Stored records
[Start of Attachment]

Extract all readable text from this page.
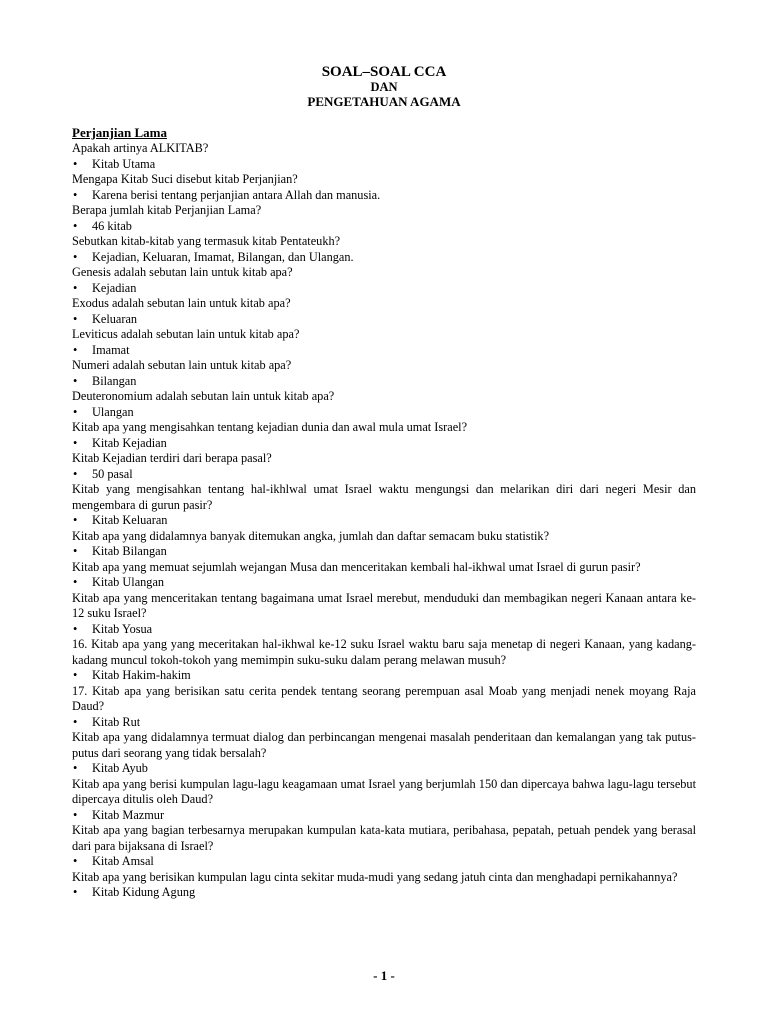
SOAL–SOAL CCA
DAN
PENGETAHUAN AGAMA
Perjanjian Lama
Apakah artinya ALKITAB?
• Kitab Utama
Mengapa Kitab Suci disebut kitab Perjanjian?
• Karena berisi tentang perjanjian antara Allah dan manusia.
Berapa jumlah kitab Perjanjian Lama?
• 46 kitab
Sebutkan kitab-kitab yang termasuk kitab Pentateukh?
• Kejadian, Keluaran, Imamat, Bilangan, dan Ulangan.
Genesis adalah sebutan lain untuk kitab apa?
• Kejadian
Exodus adalah sebutan lain untuk kitab apa?
• Keluaran
Leviticus adalah sebutan lain untuk kitab apa?
• Imamat
Numeri adalah sebutan lain untuk kitab apa?
• Bilangan
Deuteronomium adalah sebutan lain untuk kitab apa?
• Ulangan
Kitab apa yang mengisahkan tentang kejadian dunia dan awal mula umat Israel?
• Kitab Kejadian
Kitab Kejadian terdiri dari berapa pasal?
• 50 pasal
Kitab yang mengisahkan tentang hal-ikhlwal umat Israel waktu mengungsi dan melarikan diri dari negeri Mesir dan mengembara di gurun pasir?
• Kitab Keluaran
Kitab apa yang didalamnya banyak ditemukan angka, jumlah dan daftar semacam buku statistik?
• Kitab Bilangan
Kitab apa yang memuat sejumlah wejangan Musa dan menceritakan kembali hal-ikhwal umat Israel di gurun pasir?
• Kitab Ulangan
Kitab apa yang menceritakan tentang bagaimana umat Israel merebut, menduduki dan membagikan negeri Kanaan antara ke-12 suku Israel?
• Kitab Yosua
16. Kitab apa yang yang meceritakan hal-ikhwal ke-12 suku Israel waktu baru saja menetap di negeri Kanaan, yang kadang-kadang muncul tokoh-tokoh yang memimpin suku-suku dalam perang melawan musuh?
• Kitab Hakim-hakim
17. Kitab apa yang berisikan satu cerita pendek tentang seorang perempuan asal Moab yang menjadi nenek moyang Raja Daud?
• Kitab Rut
Kitab apa yang didalamnya termuat dialog dan perbincangan mengenai masalah penderitaan dan kemalangan yang tak putus-putus dari seorang yang tidak bersalah?
• Kitab Ayub
Kitab apa yang berisi kumpulan lagu-lagu keagamaan umat Israel yang berjumlah 150 dan dipercaya bahwa lagu-lagu tersebut dipercaya ditulis oleh Daud?
• Kitab Mazmur
Kitab apa yang bagian terbesarnya merupakan kumpulan kata-kata mutiara, peribahasa, pepatah, petuah pendek yang berasal dari para bijaksana di Israel?
• Kitab Amsal
Kitab apa yang berisikan kumpulan lagu cinta sekitar muda-mudi yang sedang jatuh cinta dan menghadapi pernikahannya?
• Kitab Kidung Agung
- 1 -
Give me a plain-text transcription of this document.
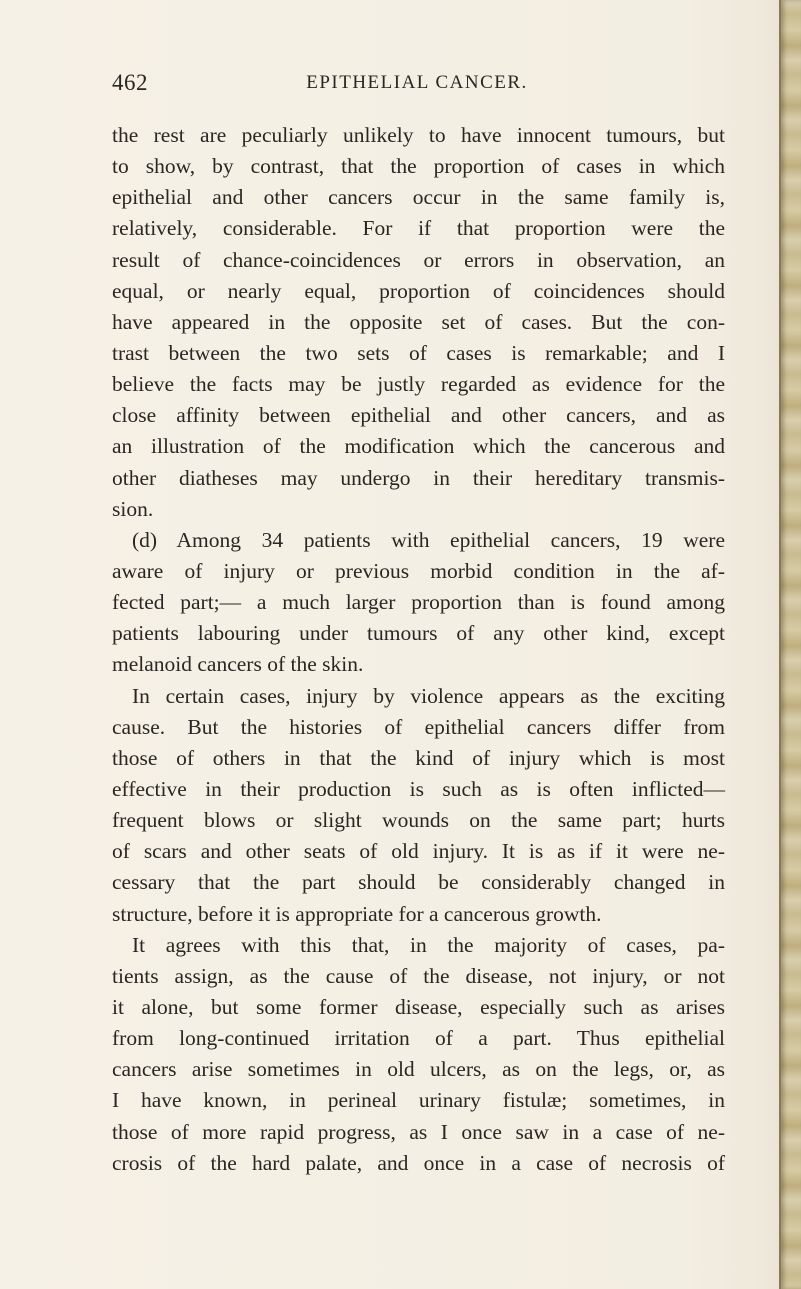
462	EPITHELIAL CANCER.
the rest are peculiarly unlikely to have innocent tumours, but
to show, by contrast, that the proportion of cases in which
epithelial and other cancers occur in the same family is,
relatively, considerable. For if that proportion were the
result of chance-coincidences or errors in observation, an
equal, or nearly equal, proportion of coincidences should
have appeared in the opposite set of cases. But the con-
trast between the two sets of cases is remarkable; and I
believe the facts may be justly regarded as evidence for the
close affinity between epithelial and other cancers, and as
an illustration of the modification which the cancerous and
other diatheses may undergo in their hereditary transmis-
sion.
(d) Among 34 patients with epithelial cancers, 19 were
aware of injury or previous morbid condition in the af-
fected part;— a much larger proportion than is found among
patients labouring under tumours of any other kind, except
melanoid cancers of the skin.
In certain cases, injury by violence appears as the exciting
cause. But the histories of epithelial cancers differ from
those of others in that the kind of injury which is most
effective in their production is such as is often inflicted—
frequent blows or slight wounds on the same part; hurts
of scars and other seats of old injury. It is as if it were ne-
cessary that the part should be considerably changed in
structure, before it is appropriate for a cancerous growth.
It agrees with this that, in the majority of cases, pa-
tients assign, as the cause of the disease, not injury, or not
it alone, but some former disease, especially such as arises
from long-continued irritation of a part. Thus epithelial
cancers arise sometimes in old ulcers, as on the legs, or, as
I have known, in perineal urinary fistulæ; sometimes, in
those of more rapid progress, as I once saw in a case of ne-
crosis of the hard palate, and once in a case of necrosis of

[End of Attachment]

[Your objective] Your copy should match every record exactly and contain no pictures.

[Problem solution]
Extract all readable text from this page.
SOAL–SOAL CCA
DAN
PENGETAHUAN AGAMA
Perjanjian Lama
Apakah artinya ALKITAB?
• Kitab Utama
Mengapa Kitab Suci disebut kitab Perjanjian?
• Karena berisi tentang perjanjian antara Allah dan manusia.
Berapa jumlah kitab Perjanjian Lama?
• 46 kitab
Sebutkan kitab-kitab yang termasuk kitab Pentateukh?
• Kejadian, Keluaran, Imamat, Bilangan, dan Ulangan.
Genesis adalah sebutan lain untuk kitab apa?
• Kejadian
Exodus adalah sebutan lain untuk kitab apa?
• Keluaran
Leviticus adalah sebutan lain untuk kitab apa?
• Imamat
Numeri adalah sebutan lain untuk kitab apa?
• Bilangan
Deuteronomium adalah sebutan lain untuk kitab apa?
• Ulangan
Kitab apa yang mengisahkan tentang kejadian dunia dan awal mula umat Israel?
• Kitab Kejadian
Kitab Kejadian terdiri dari berapa pasal?
• 50 pasal
Kitab yang mengisahkan tentang hal-ikhlwal umat Israel waktu mengungsi dan melarikan diri dari negeri Mesir dan mengembara di gurun pasir?
• Kitab Keluaran
Kitab apa yang didalamnya banyak ditemukan angka, jumlah dan daftar semacam buku statistik?
• Kitab Bilangan
Kitab apa yang memuat sejumlah wejangan Musa dan menceritakan kembali hal-ikhwal umat Israel di gurun pasir?
• Kitab Ulangan
Kitab apa yang menceritakan tentang bagaimana umat Israel merebut, menduduki dan membagikan negeri Kanaan antara ke-12 suku Israel?
• Kitab Yosua
16. Kitab apa yang yang meceritakan hal-ikhwal ke-12 suku Israel waktu baru saja menetap di negeri Kanaan, yang kadang-kadang muncul tokoh-tokoh yang memimpin suku-suku dalam perang melawan musuh?
• Kitab Hakim-hakim
17. Kitab apa yang berisikan satu cerita pendek tentang seorang perempuan asal Moab yang menjadi nenek moyang Raja Daud?
• Kitab Rut
Kitab apa yang didalamnya termuat dialog dan perbincangan mengenai masalah penderitaan dan kemalangan yang tak putus-putus dari seorang yang tidak bersalah?
• Kitab Ayub
Kitab apa yang berisi kumpulan lagu-lagu keagamaan umat Israel yang berjumlah 150 dan dipercaya bahwa lagu-lagu tersebut dipercaya ditulis oleh Daud?
• Kitab Mazmur
Kitab apa yang bagian terbesarnya merupakan kumpulan kata-kata mutiara, peribahasa, pepatah, petuah pendek yang berasal dari para bijaksana di Israel?
• Kitab Amsal
Kitab apa yang berisikan kumpulan lagu cinta sekitar muda-mudi yang sedang jatuh cinta dan menghadapi pernikahannya?
• Kitab Kidung Agung
- 1 -
Give me a plain-text transcription of this document.
462	EPITHELIAL CANCER.
the rest are peculiarly unlikely to have innocent tumours, but
to show, by contrast, that the proportion of cases in which
epithelial and other cancers occur in the same family is,
relatively, considerable. For if that proportion were the
result of chance-coincidences or errors in observation, an
equal, or nearly equal, proportion of coincidences should
have appeared in the opposite set of cases. But the con-
trast between the two sets of cases is remarkable; and I
believe the facts may be justly regarded as evidence for the
close affinity between epithelial and other cancers, and as
an illustration of the modification which the cancerous and
other diatheses may undergo in their hereditary transmis-
sion.
(d) Among 34 patients with epithelial cancers, 19 were
aware of injury or previous morbid condition in the af-
fected part;— a much larger proportion than is found among
patients labouring under tumours of any other kind, except
melanoid cancers of the skin.
In certain cases, injury by violence appears as the exciting
cause. But the histories of epithelial cancers differ from
those of others in that the kind of injury which is most
effective in their production is such as is often inflicted—
frequent blows or slight wounds on the same part; hurts
of scars and other seats of old injury. It is as if it were ne-
cessary that the part should be considerably changed in
structure, before it is appropriate for a cancerous growth.
It agrees with this that, in the majority of cases, pa-
tients assign, as the cause of the disease, not injury, or not
it alone, but some former disease, especially such as arises
from long-continued irritation of a part. Thus epithelial
cancers arise sometimes in old ulcers, as on the legs, or, as
I have known, in perineal urinary fistulæ; sometimes, in
those of more rapid progress, as I once saw in a case of ne-
crosis of the hard palate, and once in a case of necrosis of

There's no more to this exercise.